Set task:
Only the run of lines from the one containing "Decode this image" through the last line should be returned, exactly as written.

Material for this exercise:

↓

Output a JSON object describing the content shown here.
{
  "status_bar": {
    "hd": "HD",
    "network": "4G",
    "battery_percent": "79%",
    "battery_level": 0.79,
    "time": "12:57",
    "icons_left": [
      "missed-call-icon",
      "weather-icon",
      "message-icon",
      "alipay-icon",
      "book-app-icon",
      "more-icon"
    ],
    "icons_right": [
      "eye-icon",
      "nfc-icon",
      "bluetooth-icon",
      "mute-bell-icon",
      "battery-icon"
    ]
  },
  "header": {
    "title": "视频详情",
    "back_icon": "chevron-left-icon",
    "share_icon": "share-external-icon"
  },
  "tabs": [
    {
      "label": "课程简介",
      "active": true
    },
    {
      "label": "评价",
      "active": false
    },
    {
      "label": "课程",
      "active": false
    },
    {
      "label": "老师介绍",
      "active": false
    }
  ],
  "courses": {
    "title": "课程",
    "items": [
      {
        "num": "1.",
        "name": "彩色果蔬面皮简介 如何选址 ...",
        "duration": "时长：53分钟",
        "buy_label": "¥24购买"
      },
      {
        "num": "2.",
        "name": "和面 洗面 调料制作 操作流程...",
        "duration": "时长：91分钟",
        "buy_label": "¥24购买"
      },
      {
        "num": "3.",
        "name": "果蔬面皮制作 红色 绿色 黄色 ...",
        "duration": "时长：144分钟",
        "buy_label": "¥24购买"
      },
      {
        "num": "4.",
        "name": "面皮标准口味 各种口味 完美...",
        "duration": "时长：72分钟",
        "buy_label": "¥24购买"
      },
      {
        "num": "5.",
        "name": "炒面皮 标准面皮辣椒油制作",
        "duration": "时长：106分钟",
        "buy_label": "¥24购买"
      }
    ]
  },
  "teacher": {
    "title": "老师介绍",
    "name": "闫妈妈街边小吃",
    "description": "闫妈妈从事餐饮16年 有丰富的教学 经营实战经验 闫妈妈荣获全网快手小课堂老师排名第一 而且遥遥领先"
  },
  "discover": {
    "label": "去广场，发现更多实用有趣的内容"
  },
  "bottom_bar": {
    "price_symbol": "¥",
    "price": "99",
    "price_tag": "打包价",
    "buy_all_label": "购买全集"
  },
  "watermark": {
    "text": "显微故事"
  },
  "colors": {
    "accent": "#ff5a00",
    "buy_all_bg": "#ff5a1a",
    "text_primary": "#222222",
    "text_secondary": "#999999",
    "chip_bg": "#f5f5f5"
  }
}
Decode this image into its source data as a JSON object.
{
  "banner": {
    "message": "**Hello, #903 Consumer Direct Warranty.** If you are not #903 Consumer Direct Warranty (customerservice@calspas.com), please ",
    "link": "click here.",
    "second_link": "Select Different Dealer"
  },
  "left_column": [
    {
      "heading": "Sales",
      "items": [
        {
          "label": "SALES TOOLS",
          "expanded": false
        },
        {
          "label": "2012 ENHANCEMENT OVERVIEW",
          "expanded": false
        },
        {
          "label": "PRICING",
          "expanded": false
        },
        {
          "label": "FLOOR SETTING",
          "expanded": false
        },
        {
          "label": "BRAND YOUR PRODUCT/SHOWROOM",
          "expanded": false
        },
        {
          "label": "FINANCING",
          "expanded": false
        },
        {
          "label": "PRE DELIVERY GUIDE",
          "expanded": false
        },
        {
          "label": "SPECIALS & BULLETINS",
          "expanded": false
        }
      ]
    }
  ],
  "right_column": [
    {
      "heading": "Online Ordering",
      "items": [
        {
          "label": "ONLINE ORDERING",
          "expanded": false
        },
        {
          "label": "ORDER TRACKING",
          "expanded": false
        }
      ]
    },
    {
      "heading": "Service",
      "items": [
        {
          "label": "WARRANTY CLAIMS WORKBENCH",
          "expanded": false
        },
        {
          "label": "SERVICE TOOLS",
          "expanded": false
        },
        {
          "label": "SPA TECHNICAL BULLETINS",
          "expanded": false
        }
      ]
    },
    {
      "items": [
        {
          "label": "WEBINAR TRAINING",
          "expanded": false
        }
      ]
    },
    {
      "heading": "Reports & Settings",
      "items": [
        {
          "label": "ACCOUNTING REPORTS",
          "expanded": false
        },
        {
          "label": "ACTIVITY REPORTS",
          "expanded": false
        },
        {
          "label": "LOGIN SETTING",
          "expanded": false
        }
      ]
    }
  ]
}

↑

Correct response:
Decode this image into its source data as a JSON object.
{
  "banner": {
    "message": "**Hello, #903 Consumer Direct Warranty.** If you are not #903 Consumer Direct Warranty (customerservice@calspas.com), please ",
    "link": "click here.",
    "second_link": "Select Different Dealer"
  },
  "left_column": [
    {
      "heading": "Sales",
      "items": [
        {
          "label": "SALES TOOLS",
          "expanded": false
        },
        {
          "label": "2012 ENHANCEMENT OVERVIEW",
          "expanded": false
        },
        {
          "label": "PRICING",
          "expanded": false
        },
        {
          "label": "FLOOR SETTING",
          "expanded": false
        },
        {
          "label": "BRAND YOUR PRODUCT/SHOWROOM",
          "expanded": false
        },
        {
          "label": "FINANCING",
          "expanded": false
        },
        {
          "label": "PRE DELIVERY GUIDE",
          "expanded": false
        },
        {
          "label": "SPECIALS & BULLETINS",
          "expanded": false
        }
      ]
    }
  ],
  "right_column": [
    {
      "heading": "Online Ordering",
      "items": [
        {
          "label": "ONLINE ORDERING",
          "expanded": false
        },
        {
          "label": "ORDER TRACKING",
          "expanded": false
        }
      ]
    },
    {
      "heading": "Service",
      "items": [
        {
          "label": "WARRANTY CLAIMS WORKBENCH",
          "expanded": false
        },
        {
          "label": "SERVICE TOOLS",
          "expanded": false
        },
        {
          "label": "SPA TECHNICAL BULLETINS",
          "expanded": false
        }
      ]
    },
    {
      "items": [
        {
          "label": "WEBINAR TRAINING",
          "expanded": false
        }
      ]
    },
    {
      "heading": "Reports & Settings",
      "items": [
        {
          "label": "ACCOUNTING REPORTS",
          "expanded": false
        },
        {
          "label": "ACTIVITY REPORTS",
          "expanded": false
        },
        {
          "label": "LOGIN SETTING",
          "expanded": false
        }
      ]
    }
  ]
}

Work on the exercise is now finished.